*MATERIAL SUPPLIED:*

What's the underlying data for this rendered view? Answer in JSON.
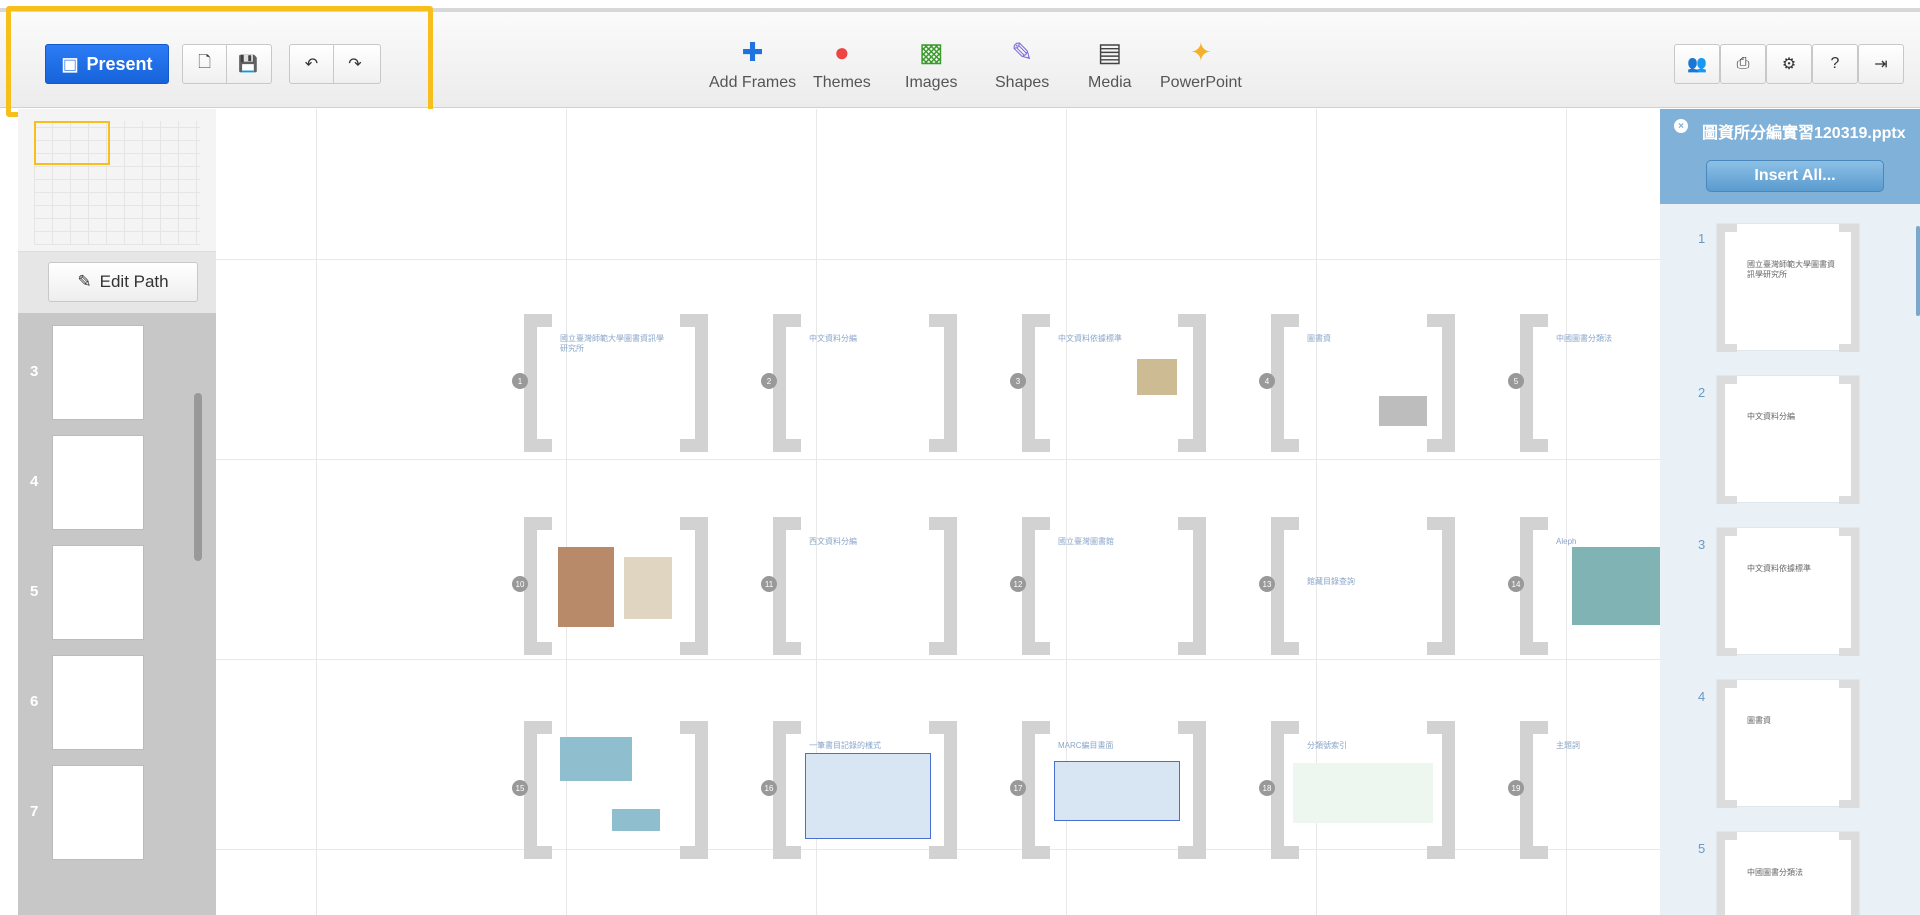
{
  "toolbar": {
    "present_label": "Present",
    "tools": [
      {
        "label": "Add Frames",
        "icon": "plus-icon",
        "color": "#1f73e0"
      },
      {
        "label": "Themes",
        "icon": "themes-icon",
        "color": "#e44"
      },
      {
        "label": "Images",
        "icon": "image-icon",
        "color": "#3a9b2c"
      },
      {
        "label": "Shapes",
        "icon": "shapes-icon",
        "color": "#7b6cd8"
      },
      {
        "label": "Media",
        "icon": "film-icon",
        "color": "#444"
      },
      {
        "label": "PowerPoint",
        "icon": "powerpoint-icon",
        "color": "#f3b12b"
      }
    ]
  },
  "left_panel": {
    "edit_path_label": "Edit Path",
    "thumbnails": [
      {
        "number": "3"
      },
      {
        "number": "4"
      },
      {
        "number": "5"
      },
      {
        "number": "6"
      },
      {
        "number": "7"
      }
    ]
  },
  "canvas": {
    "frames": [
      {
        "number": "1",
        "text": "國立臺灣師範大學圖書資訊學研究所"
      },
      {
        "number": "2",
        "text": "中文資料分編"
      },
      {
        "number": "3",
        "text": "中文資料依據標準"
      },
      {
        "number": "4",
        "text": "圖書資"
      },
      {
        "number": "5",
        "text": "中國圖書分類法"
      },
      {
        "number": "10",
        "text": ""
      },
      {
        "number": "11",
        "text": "西文資料分編"
      },
      {
        "number": "12",
        "text": "國立臺灣圖書館"
      },
      {
        "number": "13",
        "text": "館藏目錄查詢"
      },
      {
        "number": "14",
        "text": "Aleph"
      },
      {
        "number": "15",
        "text": ""
      },
      {
        "number": "16",
        "text": "一筆書目記錄的樣式"
      },
      {
        "number": "17",
        "text": "MARC編目畫面"
      },
      {
        "number": "18",
        "text": "分類號索引"
      },
      {
        "number": "19",
        "text": "主題詞"
      }
    ]
  },
  "right_panel": {
    "file_name": "圖資所分編實習120319.pptx",
    "insert_all_label": "Insert All...",
    "slides": [
      {
        "number": "1",
        "text": "國立臺灣師範大學圖書資訊學研究所"
      },
      {
        "number": "2",
        "text": "中文資料分編"
      },
      {
        "number": "3",
        "text": "中文資料依據標準"
      },
      {
        "number": "4",
        "text": "圖書資"
      },
      {
        "number": "5",
        "text": "中國圖書分類法"
      }
    ]
  }
}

*GOAL:* Retype the whole listing exactly and leave the pictures out.

*SOLUTION FOR THIS TASK:*
What's the underlying data for this rendered view? Answer in JSON.
{
  "toolbar": {
    "present_label": "Present",
    "tools": [
      {
        "label": "Add Frames",
        "icon": "plus-icon",
        "color": "#1f73e0"
      },
      {
        "label": "Themes",
        "icon": "themes-icon",
        "color": "#e44"
      },
      {
        "label": "Images",
        "icon": "image-icon",
        "color": "#3a9b2c"
      },
      {
        "label": "Shapes",
        "icon": "shapes-icon",
        "color": "#7b6cd8"
      },
      {
        "label": "Media",
        "icon": "film-icon",
        "color": "#444"
      },
      {
        "label": "PowerPoint",
        "icon": "powerpoint-icon",
        "color": "#f3b12b"
      }
    ]
  },
  "left_panel": {
    "edit_path_label": "Edit Path",
    "thumbnails": [
      {
        "number": "3"
      },
      {
        "number": "4"
      },
      {
        "number": "5"
      },
      {
        "number": "6"
      },
      {
        "number": "7"
      }
    ]
  },
  "canvas": {
    "frames": [
      {
        "number": "1",
        "text": "國立臺灣師範大學圖書資訊學研究所"
      },
      {
        "number": "2",
        "text": "中文資料分編"
      },
      {
        "number": "3",
        "text": "中文資料依據標準"
      },
      {
        "number": "4",
        "text": "圖書資"
      },
      {
        "number": "5",
        "text": "中國圖書分類法"
      },
      {
        "number": "10",
        "text": ""
      },
      {
        "number": "11",
        "text": "西文資料分編"
      },
      {
        "number": "12",
        "text": "國立臺灣圖書館"
      },
      {
        "number": "13",
        "text": "館藏目錄查詢"
      },
      {
        "number": "14",
        "text": "Aleph"
      },
      {
        "number": "15",
        "text": ""
      },
      {
        "number": "16",
        "text": "一筆書目記錄的樣式"
      },
      {
        "number": "17",
        "text": "MARC編目畫面"
      },
      {
        "number": "18",
        "text": "分類號索引"
      },
      {
        "number": "19",
        "text": "主題詞"
      }
    ]
  },
  "right_panel": {
    "file_name": "圖資所分編實習120319.pptx",
    "insert_all_label": "Insert All...",
    "slides": [
      {
        "number": "1",
        "text": "國立臺灣師範大學圖書資訊學研究所"
      },
      {
        "number": "2",
        "text": "中文資料分編"
      },
      {
        "number": "3",
        "text": "中文資料依據標準"
      },
      {
        "number": "4",
        "text": "圖書資"
      },
      {
        "number": "5",
        "text": "中國圖書分類法"
      }
    ]
  }
}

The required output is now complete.